▶ The exercise: List the lines of this listing that hold the word "text".

▶ Material shown:
• • • • •
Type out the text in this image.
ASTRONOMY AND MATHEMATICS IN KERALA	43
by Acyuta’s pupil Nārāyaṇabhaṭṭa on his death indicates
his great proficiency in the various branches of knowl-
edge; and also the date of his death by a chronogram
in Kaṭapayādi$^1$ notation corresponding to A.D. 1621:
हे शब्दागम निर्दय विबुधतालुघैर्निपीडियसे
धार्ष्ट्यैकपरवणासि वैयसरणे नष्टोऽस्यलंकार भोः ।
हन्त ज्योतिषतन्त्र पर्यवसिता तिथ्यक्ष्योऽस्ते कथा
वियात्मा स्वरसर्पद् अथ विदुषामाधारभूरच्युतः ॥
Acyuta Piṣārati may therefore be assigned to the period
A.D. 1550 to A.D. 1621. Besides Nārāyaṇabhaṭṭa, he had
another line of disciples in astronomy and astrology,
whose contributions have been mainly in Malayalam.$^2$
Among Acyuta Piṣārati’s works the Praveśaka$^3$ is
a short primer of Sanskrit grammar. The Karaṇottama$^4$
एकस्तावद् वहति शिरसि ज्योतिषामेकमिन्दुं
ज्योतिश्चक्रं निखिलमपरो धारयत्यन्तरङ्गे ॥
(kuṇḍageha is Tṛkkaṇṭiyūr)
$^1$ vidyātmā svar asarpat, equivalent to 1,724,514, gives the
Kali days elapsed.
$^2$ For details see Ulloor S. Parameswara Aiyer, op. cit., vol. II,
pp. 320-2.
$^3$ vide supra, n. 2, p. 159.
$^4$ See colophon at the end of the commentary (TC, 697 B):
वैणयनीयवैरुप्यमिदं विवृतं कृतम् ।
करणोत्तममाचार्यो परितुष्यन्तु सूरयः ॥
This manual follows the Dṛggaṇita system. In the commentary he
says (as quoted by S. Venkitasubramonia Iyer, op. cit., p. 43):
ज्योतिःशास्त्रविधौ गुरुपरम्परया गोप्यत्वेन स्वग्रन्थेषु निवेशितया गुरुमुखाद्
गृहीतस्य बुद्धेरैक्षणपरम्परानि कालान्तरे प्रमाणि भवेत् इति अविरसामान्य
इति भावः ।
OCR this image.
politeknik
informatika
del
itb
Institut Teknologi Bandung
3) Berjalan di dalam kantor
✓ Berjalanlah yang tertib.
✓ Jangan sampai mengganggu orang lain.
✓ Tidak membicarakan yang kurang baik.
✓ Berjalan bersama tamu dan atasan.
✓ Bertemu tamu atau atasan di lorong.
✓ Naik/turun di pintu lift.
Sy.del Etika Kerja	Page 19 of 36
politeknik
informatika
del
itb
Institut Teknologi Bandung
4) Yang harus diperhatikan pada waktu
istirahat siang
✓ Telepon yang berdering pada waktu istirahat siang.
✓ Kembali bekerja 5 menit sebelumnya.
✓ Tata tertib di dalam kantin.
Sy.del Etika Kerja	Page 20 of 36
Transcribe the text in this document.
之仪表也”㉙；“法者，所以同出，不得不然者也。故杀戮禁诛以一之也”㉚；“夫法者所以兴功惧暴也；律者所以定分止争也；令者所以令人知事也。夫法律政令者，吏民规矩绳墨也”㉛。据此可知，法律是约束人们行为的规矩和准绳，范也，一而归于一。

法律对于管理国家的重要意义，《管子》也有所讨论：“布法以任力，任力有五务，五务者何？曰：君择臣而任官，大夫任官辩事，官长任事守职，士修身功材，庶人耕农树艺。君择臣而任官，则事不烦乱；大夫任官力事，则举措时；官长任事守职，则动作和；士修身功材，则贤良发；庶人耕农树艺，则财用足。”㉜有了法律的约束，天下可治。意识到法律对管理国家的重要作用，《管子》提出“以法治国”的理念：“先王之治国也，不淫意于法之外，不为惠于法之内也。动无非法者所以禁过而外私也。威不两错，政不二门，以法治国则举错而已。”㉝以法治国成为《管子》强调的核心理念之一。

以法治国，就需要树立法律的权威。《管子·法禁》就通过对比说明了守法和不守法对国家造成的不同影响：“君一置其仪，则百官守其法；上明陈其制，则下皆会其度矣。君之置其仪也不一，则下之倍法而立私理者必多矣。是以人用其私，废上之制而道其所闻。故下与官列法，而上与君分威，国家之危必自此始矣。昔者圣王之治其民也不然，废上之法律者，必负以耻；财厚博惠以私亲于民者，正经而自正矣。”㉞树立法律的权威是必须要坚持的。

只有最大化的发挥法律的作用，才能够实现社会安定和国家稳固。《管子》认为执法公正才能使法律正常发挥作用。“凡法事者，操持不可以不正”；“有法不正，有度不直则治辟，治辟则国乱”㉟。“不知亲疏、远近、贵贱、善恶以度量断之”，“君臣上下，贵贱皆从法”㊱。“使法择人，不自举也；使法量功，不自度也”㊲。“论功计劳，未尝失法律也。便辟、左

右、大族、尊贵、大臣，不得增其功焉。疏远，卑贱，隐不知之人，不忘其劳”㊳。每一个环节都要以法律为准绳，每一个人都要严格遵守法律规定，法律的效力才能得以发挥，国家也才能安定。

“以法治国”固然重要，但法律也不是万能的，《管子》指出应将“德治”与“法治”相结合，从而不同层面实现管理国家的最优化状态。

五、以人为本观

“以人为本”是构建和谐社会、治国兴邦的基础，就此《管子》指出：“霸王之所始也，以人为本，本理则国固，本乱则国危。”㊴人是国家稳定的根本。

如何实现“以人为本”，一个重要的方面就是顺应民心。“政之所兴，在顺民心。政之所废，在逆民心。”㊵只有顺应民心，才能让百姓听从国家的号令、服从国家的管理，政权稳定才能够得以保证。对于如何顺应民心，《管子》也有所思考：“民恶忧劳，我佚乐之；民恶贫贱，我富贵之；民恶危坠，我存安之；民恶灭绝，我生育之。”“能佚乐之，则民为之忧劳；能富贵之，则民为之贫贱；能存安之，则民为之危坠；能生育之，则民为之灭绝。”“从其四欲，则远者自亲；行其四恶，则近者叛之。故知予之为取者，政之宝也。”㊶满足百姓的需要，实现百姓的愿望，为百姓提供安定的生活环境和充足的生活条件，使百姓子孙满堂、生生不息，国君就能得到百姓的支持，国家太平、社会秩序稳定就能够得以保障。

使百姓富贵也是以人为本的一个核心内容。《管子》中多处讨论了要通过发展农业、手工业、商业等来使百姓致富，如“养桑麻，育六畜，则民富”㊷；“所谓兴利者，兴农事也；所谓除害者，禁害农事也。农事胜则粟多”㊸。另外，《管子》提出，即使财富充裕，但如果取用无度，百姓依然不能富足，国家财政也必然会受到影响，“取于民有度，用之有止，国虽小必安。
• • • • •
▶ Complete answer:
Type out the text in this image.
Transcribe the text in this document.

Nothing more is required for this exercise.